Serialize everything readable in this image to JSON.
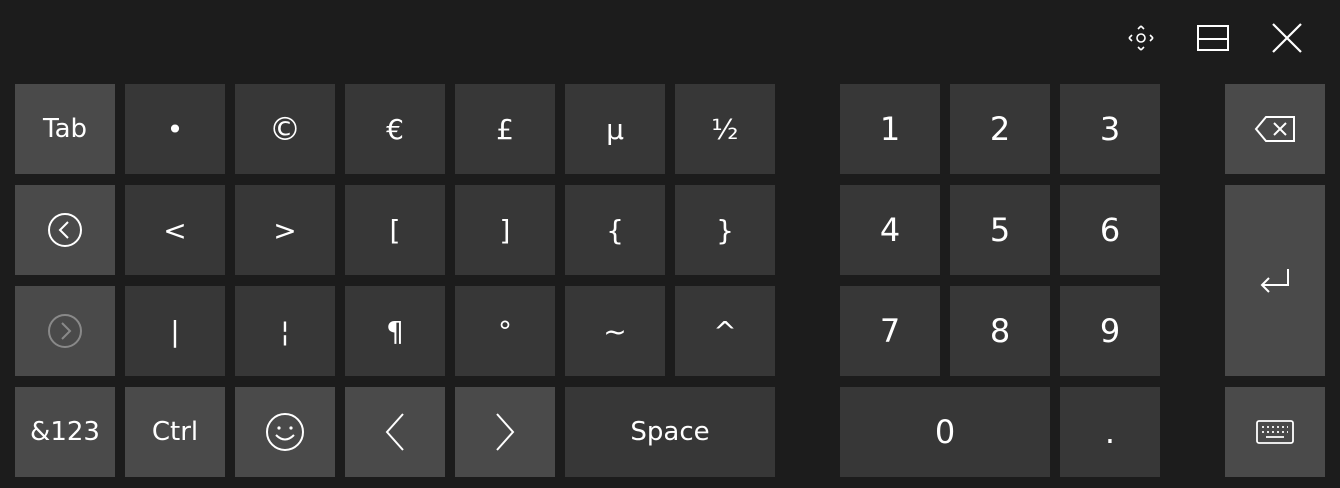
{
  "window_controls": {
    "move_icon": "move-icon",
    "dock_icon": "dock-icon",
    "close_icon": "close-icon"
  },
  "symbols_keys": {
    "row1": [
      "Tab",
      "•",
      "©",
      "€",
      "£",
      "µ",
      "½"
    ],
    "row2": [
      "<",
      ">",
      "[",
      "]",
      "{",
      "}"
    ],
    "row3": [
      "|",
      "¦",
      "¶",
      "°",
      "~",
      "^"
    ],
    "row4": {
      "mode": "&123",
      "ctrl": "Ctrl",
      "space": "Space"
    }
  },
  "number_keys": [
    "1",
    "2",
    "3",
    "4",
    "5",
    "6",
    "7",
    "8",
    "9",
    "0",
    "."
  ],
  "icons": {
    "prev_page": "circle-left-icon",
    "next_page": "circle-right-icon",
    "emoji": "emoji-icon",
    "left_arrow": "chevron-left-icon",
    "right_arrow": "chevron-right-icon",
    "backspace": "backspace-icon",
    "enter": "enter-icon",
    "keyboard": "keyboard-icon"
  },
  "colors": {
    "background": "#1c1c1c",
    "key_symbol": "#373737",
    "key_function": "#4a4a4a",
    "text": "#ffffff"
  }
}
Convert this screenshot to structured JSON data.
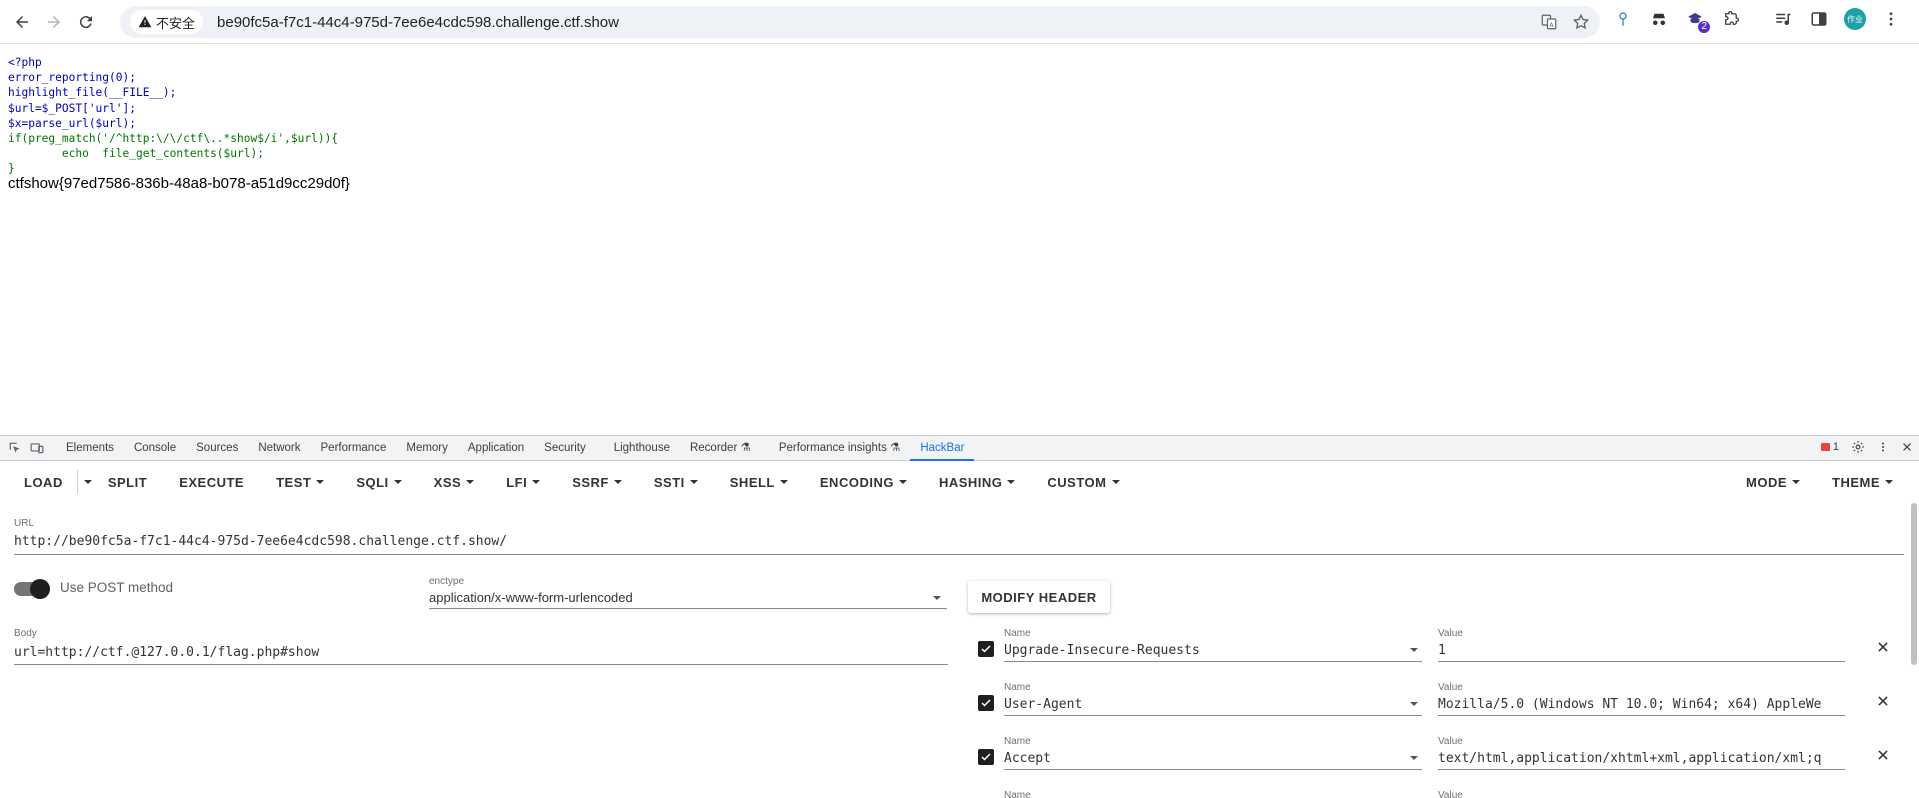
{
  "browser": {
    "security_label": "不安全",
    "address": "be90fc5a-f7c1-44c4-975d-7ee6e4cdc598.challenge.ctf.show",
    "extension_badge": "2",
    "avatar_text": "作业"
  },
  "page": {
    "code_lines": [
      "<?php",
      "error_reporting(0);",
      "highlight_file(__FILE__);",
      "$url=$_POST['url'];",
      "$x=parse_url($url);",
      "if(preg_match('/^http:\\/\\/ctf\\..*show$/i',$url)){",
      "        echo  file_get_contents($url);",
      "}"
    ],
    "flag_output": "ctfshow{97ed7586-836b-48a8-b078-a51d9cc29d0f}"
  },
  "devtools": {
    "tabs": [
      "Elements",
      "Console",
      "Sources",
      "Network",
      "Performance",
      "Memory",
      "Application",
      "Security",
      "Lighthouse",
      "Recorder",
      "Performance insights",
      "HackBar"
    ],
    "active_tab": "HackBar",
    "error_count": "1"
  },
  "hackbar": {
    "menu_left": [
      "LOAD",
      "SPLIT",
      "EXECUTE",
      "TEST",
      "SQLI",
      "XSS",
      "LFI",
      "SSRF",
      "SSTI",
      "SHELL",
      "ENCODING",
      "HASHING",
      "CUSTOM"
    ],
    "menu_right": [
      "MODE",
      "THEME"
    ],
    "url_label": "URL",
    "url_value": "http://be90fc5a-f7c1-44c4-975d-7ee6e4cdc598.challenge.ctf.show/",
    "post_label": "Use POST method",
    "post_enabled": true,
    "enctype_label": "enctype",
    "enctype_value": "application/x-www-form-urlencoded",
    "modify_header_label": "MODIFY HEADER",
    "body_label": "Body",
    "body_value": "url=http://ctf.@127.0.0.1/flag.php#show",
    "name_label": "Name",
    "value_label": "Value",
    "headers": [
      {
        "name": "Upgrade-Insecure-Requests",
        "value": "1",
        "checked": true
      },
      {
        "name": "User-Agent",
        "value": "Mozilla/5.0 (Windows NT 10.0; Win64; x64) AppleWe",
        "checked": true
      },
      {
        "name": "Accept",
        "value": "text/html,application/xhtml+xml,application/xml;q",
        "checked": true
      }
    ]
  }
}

▬▬▬▬▬▬

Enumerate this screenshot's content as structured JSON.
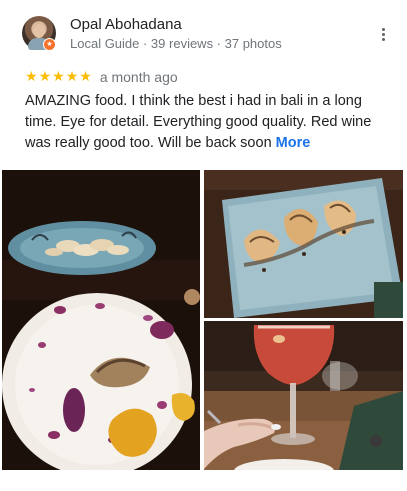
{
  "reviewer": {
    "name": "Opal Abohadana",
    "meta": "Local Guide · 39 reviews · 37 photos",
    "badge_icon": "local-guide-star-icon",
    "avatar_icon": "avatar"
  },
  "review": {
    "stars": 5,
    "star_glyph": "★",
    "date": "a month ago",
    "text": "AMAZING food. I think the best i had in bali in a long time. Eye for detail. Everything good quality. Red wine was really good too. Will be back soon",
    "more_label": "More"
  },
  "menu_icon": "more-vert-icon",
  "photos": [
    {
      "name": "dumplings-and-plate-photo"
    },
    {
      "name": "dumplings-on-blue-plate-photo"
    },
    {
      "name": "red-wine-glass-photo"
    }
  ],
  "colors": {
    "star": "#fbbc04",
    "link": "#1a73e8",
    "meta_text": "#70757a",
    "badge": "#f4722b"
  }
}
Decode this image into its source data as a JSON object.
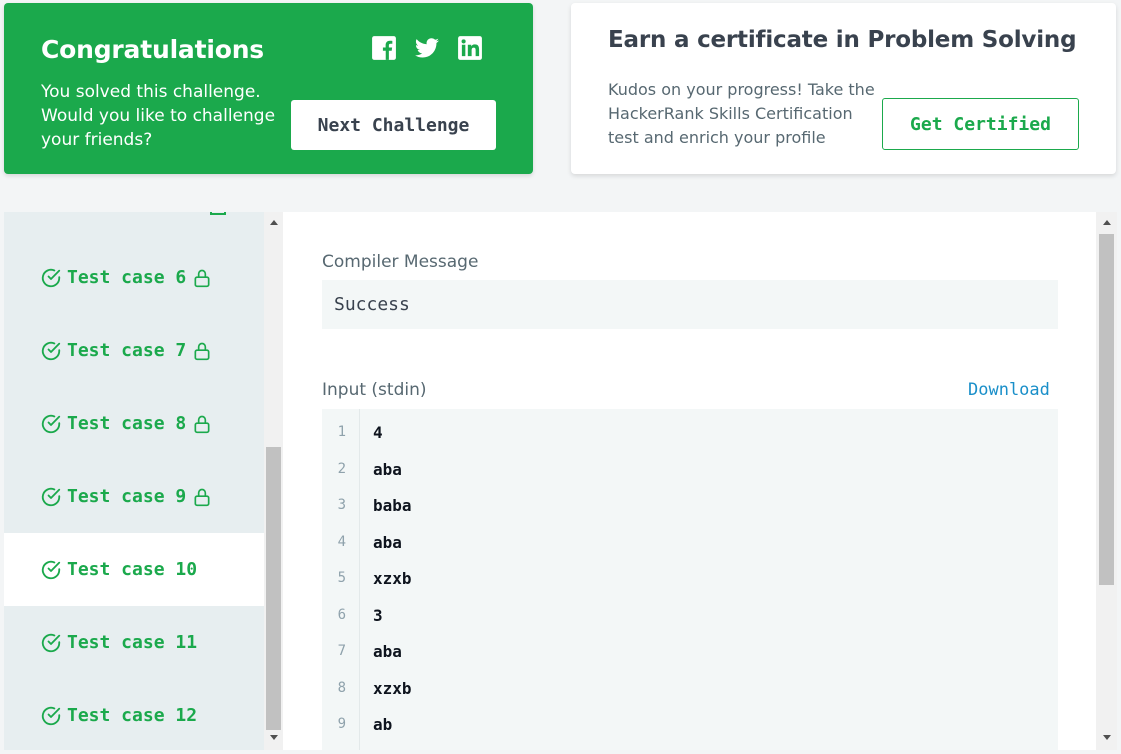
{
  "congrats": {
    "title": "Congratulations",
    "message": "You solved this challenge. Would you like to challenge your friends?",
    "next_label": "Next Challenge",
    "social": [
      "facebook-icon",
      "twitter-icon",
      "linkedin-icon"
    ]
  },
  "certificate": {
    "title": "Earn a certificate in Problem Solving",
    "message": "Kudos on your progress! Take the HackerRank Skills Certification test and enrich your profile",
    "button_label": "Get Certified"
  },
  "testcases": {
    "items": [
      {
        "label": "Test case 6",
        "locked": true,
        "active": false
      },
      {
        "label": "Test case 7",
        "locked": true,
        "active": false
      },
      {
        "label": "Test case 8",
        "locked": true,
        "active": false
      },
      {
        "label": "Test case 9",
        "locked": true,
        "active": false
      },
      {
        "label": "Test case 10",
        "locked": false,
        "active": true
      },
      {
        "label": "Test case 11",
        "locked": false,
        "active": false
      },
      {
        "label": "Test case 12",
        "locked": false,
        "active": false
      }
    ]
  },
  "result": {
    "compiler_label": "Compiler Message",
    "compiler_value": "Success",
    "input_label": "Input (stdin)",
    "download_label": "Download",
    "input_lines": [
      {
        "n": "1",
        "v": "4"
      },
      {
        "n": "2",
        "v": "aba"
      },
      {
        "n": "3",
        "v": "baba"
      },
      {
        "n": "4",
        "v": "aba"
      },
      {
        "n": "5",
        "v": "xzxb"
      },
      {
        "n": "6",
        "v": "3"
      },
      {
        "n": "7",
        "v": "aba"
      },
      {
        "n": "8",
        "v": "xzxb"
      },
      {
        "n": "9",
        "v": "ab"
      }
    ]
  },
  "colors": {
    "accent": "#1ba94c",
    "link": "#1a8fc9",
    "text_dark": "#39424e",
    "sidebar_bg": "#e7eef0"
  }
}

▬▬▬▬▬▬

• _Required task_
Show the lines from the data above that contain the string "certificate".

• _Output for this exercise_
  "certificate": {
    "title": "Earn a certificate in Problem Solving",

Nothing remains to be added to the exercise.